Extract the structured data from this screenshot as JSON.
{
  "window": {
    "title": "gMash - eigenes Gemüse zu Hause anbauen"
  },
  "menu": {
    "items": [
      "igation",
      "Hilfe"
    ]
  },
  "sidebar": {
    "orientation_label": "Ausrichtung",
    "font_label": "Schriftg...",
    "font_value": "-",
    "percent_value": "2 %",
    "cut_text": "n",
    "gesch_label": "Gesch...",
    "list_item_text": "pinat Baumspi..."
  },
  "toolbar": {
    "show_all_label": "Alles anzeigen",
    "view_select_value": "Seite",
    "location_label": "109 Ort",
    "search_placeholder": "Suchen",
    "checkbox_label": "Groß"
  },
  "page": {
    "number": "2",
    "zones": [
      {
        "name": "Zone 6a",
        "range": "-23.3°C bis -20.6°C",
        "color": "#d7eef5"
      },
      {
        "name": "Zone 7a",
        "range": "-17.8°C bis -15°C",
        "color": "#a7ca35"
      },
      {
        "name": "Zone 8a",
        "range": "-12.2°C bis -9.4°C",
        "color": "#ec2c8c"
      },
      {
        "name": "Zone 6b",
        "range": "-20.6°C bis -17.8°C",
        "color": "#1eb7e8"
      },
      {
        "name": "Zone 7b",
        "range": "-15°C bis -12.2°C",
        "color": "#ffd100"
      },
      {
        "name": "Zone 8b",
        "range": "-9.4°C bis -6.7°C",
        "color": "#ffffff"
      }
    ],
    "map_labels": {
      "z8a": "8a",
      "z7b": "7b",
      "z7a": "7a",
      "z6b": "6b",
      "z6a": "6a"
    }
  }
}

*Task to carry out*. Gather each line in the data that holds the string "name".

*Exercise result*.
        "name": "Zone 6a",
        "name": "Zone 7a",
        "name": "Zone 8a",
        "name": "Zone 6b",
        "name": "Zone 7b",
        "name": "Zone 8b",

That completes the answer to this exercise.